• What you are asked to do:
Assemble all lines in which the string "anders" appears.

• Given entries:
# # #

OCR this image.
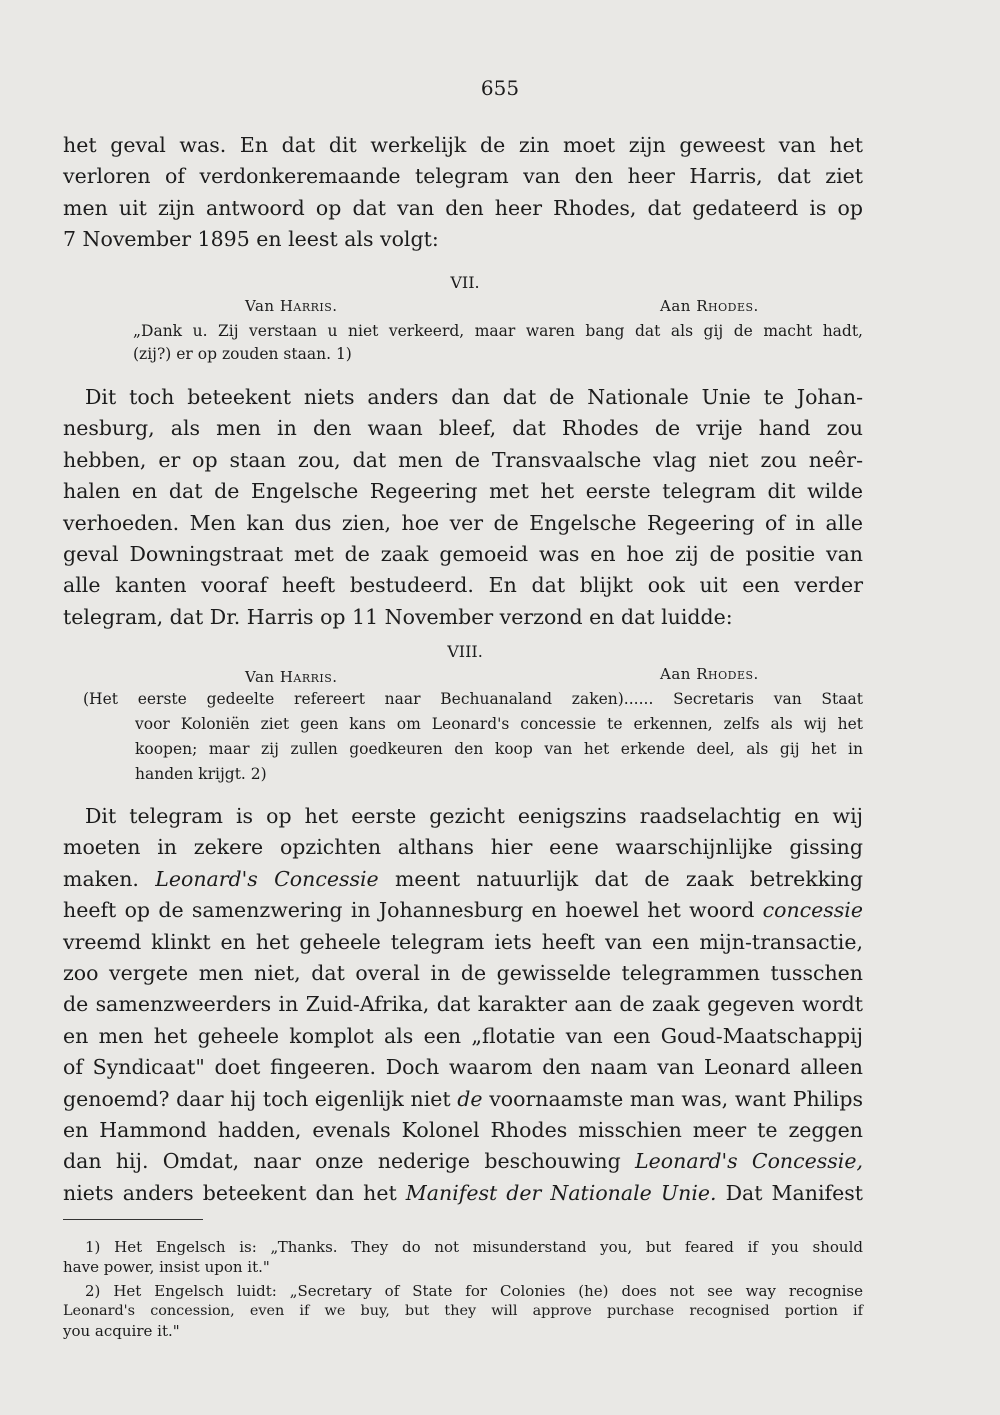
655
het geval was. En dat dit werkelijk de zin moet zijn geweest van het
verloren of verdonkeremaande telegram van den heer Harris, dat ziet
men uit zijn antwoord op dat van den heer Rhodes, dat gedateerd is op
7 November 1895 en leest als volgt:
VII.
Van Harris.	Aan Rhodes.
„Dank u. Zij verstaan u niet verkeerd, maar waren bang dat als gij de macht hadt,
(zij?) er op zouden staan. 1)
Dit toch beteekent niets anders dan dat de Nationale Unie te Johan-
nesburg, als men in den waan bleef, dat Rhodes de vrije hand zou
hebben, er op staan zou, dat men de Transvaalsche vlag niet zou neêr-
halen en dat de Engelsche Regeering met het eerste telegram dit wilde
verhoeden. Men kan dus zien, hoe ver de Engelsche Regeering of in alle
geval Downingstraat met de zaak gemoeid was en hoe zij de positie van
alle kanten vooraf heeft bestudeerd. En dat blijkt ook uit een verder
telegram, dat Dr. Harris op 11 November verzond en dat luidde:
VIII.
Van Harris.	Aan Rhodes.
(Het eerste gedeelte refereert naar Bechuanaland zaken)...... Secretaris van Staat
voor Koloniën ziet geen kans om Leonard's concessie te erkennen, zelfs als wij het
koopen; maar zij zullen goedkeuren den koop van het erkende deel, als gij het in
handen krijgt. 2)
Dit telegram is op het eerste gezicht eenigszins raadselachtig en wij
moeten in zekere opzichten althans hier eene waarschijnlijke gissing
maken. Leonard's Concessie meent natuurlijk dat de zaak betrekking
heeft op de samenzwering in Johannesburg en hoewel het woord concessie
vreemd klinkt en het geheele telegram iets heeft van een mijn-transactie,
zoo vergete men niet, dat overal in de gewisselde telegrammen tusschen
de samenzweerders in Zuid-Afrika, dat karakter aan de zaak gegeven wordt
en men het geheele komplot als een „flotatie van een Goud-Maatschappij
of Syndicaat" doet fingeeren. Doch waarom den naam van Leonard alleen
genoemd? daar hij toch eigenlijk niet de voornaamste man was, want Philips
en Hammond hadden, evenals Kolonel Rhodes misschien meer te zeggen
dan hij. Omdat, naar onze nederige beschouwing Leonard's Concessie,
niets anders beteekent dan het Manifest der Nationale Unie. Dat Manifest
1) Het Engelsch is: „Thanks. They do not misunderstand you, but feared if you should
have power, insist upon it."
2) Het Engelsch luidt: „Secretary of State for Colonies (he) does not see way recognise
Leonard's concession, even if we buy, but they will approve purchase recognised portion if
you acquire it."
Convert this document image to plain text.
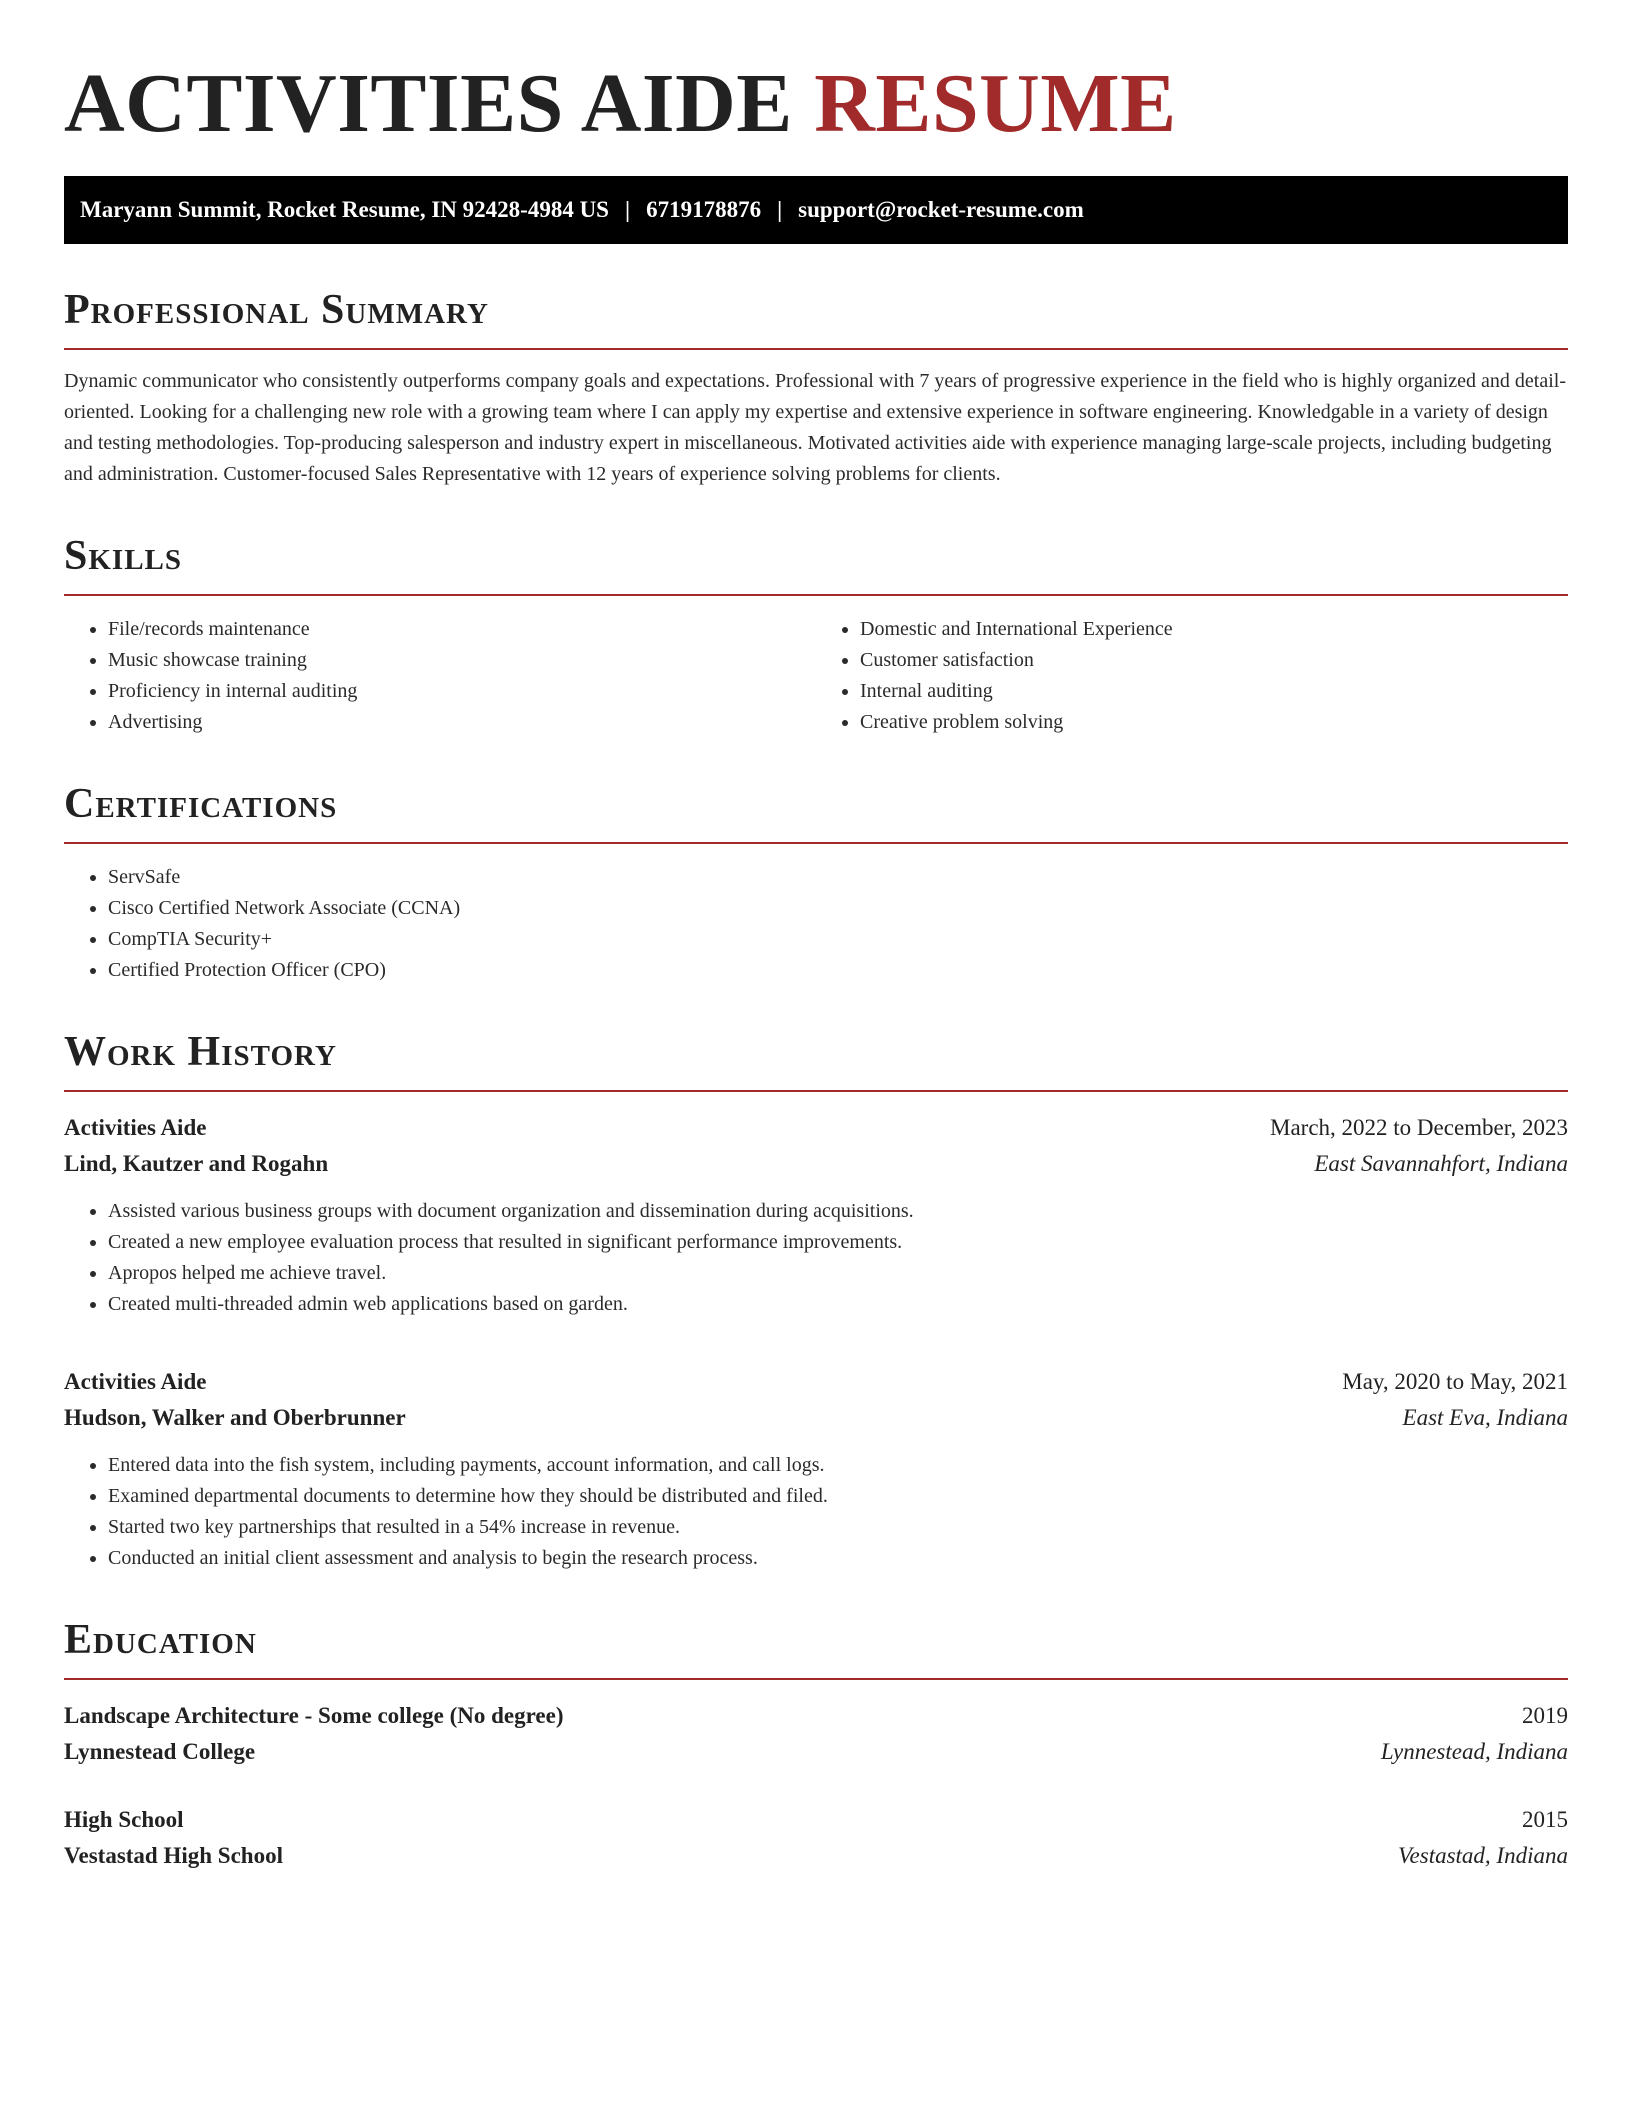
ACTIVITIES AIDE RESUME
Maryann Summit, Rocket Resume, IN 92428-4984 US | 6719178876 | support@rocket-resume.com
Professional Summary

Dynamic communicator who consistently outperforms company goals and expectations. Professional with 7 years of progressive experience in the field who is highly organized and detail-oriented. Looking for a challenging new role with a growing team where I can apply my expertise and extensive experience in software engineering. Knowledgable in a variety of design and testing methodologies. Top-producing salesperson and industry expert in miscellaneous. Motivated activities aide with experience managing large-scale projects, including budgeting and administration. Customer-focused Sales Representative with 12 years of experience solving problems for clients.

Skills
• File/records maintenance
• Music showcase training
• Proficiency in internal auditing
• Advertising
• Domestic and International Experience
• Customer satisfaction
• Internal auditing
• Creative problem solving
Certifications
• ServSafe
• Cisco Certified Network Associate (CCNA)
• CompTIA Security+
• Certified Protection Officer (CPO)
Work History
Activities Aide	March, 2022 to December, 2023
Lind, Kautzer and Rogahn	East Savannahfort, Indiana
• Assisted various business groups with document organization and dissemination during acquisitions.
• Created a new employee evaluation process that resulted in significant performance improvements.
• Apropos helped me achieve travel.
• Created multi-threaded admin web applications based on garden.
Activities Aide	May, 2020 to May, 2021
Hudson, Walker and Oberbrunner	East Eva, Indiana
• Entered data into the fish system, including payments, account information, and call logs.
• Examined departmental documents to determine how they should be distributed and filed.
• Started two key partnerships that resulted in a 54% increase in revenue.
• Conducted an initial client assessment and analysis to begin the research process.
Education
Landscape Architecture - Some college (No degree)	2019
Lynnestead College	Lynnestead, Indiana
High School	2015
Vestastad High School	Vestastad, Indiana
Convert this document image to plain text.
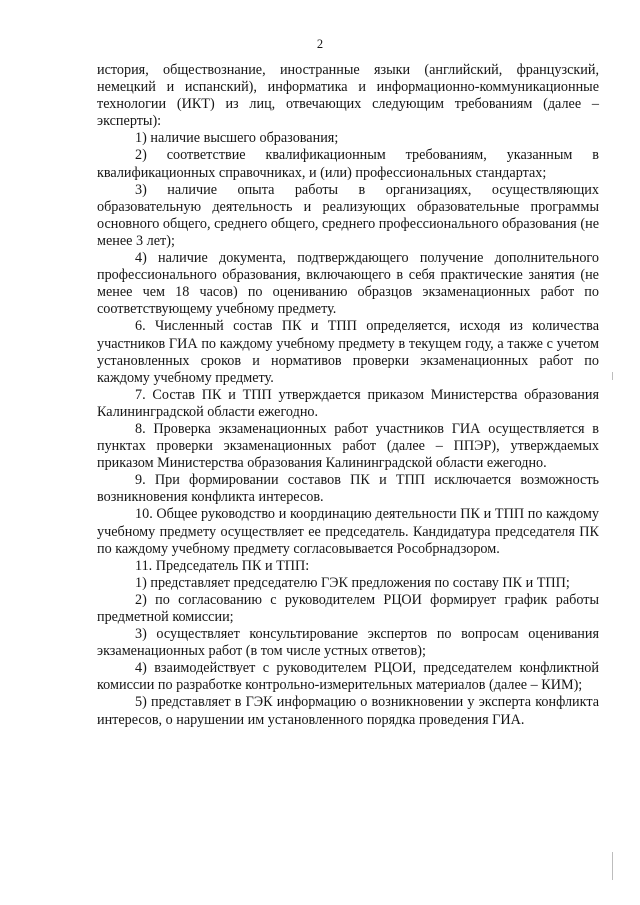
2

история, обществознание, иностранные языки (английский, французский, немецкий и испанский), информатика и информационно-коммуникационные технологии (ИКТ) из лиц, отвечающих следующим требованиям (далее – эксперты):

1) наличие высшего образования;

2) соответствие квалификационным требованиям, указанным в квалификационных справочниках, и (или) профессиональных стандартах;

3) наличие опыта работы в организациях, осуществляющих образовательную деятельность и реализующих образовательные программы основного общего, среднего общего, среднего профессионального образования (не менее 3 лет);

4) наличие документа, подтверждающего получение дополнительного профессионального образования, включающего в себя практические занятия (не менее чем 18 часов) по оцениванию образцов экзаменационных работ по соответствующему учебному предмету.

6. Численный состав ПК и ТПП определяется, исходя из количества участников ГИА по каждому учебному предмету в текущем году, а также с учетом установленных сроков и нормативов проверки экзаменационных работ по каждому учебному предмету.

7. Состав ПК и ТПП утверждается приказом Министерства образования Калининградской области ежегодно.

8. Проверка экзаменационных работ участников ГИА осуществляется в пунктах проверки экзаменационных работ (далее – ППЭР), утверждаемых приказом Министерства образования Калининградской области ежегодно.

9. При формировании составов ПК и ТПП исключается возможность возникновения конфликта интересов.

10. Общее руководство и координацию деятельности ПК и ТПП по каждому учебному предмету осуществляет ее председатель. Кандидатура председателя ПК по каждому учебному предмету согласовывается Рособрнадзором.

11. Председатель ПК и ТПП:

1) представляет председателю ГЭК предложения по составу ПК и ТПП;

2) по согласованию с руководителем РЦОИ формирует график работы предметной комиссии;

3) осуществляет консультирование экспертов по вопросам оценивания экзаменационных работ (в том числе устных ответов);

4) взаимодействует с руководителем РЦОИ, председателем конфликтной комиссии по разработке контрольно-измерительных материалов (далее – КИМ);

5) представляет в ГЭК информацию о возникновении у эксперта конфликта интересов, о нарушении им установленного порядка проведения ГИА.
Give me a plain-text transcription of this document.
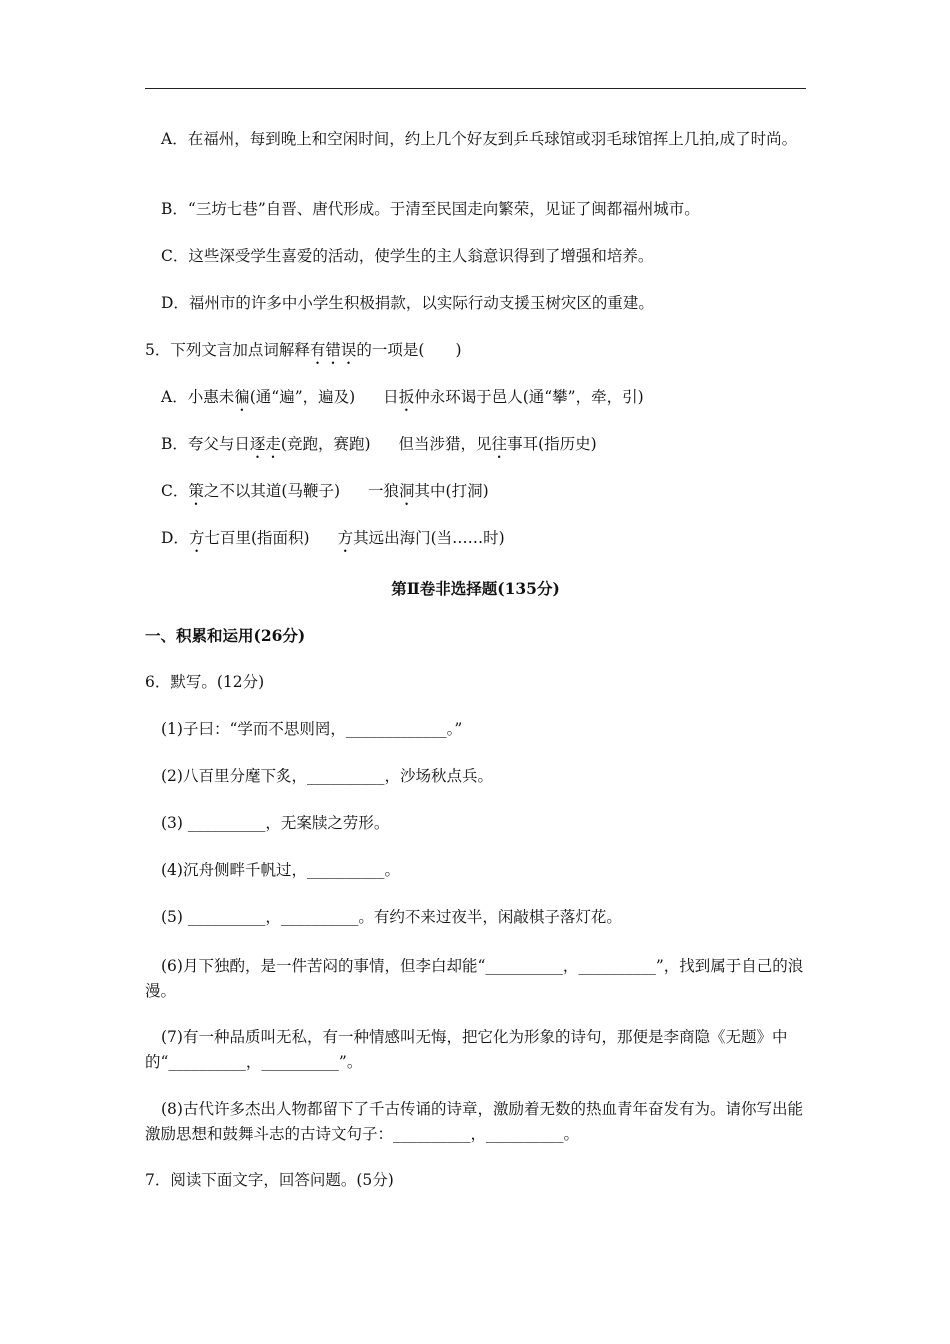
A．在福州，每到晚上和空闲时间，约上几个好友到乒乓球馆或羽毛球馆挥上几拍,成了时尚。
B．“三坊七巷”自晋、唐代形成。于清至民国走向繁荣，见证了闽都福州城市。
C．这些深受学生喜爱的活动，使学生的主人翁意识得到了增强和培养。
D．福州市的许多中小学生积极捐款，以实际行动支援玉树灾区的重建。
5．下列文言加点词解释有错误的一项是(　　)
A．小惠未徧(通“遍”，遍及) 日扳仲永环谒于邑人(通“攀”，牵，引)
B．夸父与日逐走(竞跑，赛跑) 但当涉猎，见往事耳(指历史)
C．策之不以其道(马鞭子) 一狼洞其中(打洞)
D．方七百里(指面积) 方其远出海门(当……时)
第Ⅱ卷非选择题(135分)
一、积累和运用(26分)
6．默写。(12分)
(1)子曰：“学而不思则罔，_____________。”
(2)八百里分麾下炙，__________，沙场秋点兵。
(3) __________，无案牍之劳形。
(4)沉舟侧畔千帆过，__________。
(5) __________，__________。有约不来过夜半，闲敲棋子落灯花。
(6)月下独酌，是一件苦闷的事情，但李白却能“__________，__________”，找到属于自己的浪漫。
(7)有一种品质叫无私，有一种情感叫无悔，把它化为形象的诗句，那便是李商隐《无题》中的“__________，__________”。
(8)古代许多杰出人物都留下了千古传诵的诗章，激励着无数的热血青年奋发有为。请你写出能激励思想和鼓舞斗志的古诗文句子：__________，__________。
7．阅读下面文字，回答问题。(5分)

# # #

• Response below:
Dit toch beteekent niets anders dan dat de Nationale Unie te Johan-
niets anders beteekent dan het Manifest der Nationale Unie. Dat Manifest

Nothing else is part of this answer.